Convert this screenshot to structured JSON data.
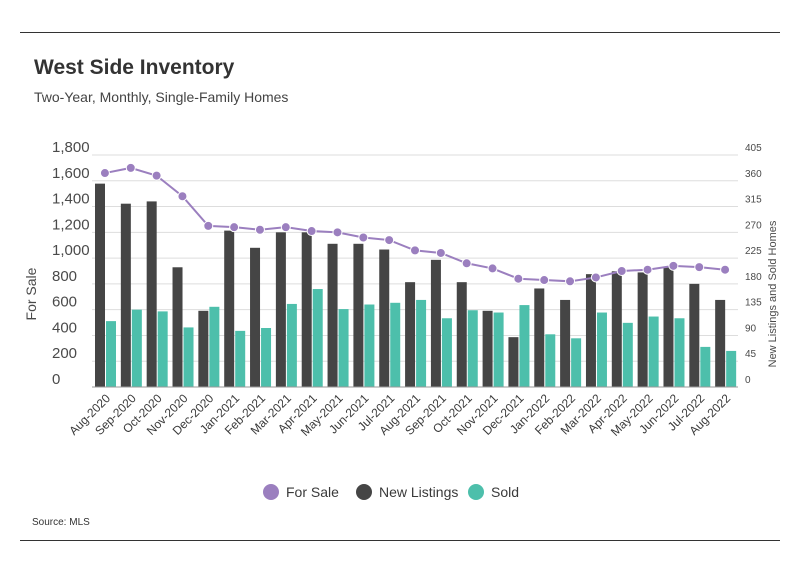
{
  "header": {
    "title": "West Side Inventory",
    "subtitle": "Two-Year, Monthly, Single-Family Homes"
  },
  "footer": {
    "source": "Source:  MLS"
  },
  "chart_data": {
    "type": "bar",
    "categories": [
      "Aug-2020",
      "Sep-2020",
      "Oct-2020",
      "Nov-2020",
      "Dec-2020",
      "Jan-2021",
      "Feb-2021",
      "Mar-2021",
      "Apr-2021",
      "May-2021",
      "Jun-2021",
      "Jul-2021",
      "Aug-2021",
      "Sep-2021",
      "Oct-2021",
      "Nov-2021",
      "Dec-2021",
      "Jan-2022",
      "Feb-2022",
      "Mar-2022",
      "Apr-2022",
      "May-2022",
      "Jun-2022",
      "Jul-2022",
      "Aug-2022"
    ],
    "series": [
      {
        "name": "For Sale",
        "type": "line",
        "axis": "left",
        "color": "#9b7fbf",
        "values": [
          1660,
          1700,
          1640,
          1480,
          1250,
          1240,
          1220,
          1240,
          1210,
          1200,
          1160,
          1140,
          1060,
          1040,
          960,
          920,
          840,
          830,
          820,
          850,
          900,
          910,
          940,
          930,
          910
        ]
      },
      {
        "name": "New Listings",
        "type": "bar",
        "axis": "right",
        "color": "#454545",
        "values": [
          355,
          320,
          324,
          209,
          133,
          273,
          243,
          270,
          270,
          250,
          250,
          240,
          183,
          222,
          183,
          133,
          87,
          172,
          152,
          197,
          202,
          200,
          210,
          180,
          152
        ]
      },
      {
        "name": "Sold",
        "type": "bar",
        "axis": "right",
        "color": "#4dbfab",
        "values": [
          115,
          135,
          132,
          104,
          140,
          98,
          103,
          145,
          171,
          136,
          144,
          147,
          152,
          120,
          134,
          130,
          143,
          92,
          85,
          130,
          112,
          123,
          120,
          70,
          63
        ]
      }
    ],
    "y_left": {
      "label": "For Sale",
      "ticks": [
        "1,800",
        "1,600",
        "1,400",
        "1,200",
        "1,000",
        "800",
        "600",
        "400",
        "200",
        "0"
      ],
      "range": [
        0,
        1800
      ]
    },
    "y_right": {
      "label": "New Listings and Sold Homes",
      "ticks": [
        "405",
        "360",
        "315",
        "270",
        "225",
        "180",
        "135",
        "90",
        "45",
        "0"
      ],
      "range": [
        0,
        405
      ]
    },
    "grid": true,
    "legend_position": "bottom"
  }
}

*-*-*

_What to produce_.
Search the lines for "label". Copy each line that has it.

_Result for this task_.
      "label": "For Sale",
      "label": "New Listings and Sold Homes",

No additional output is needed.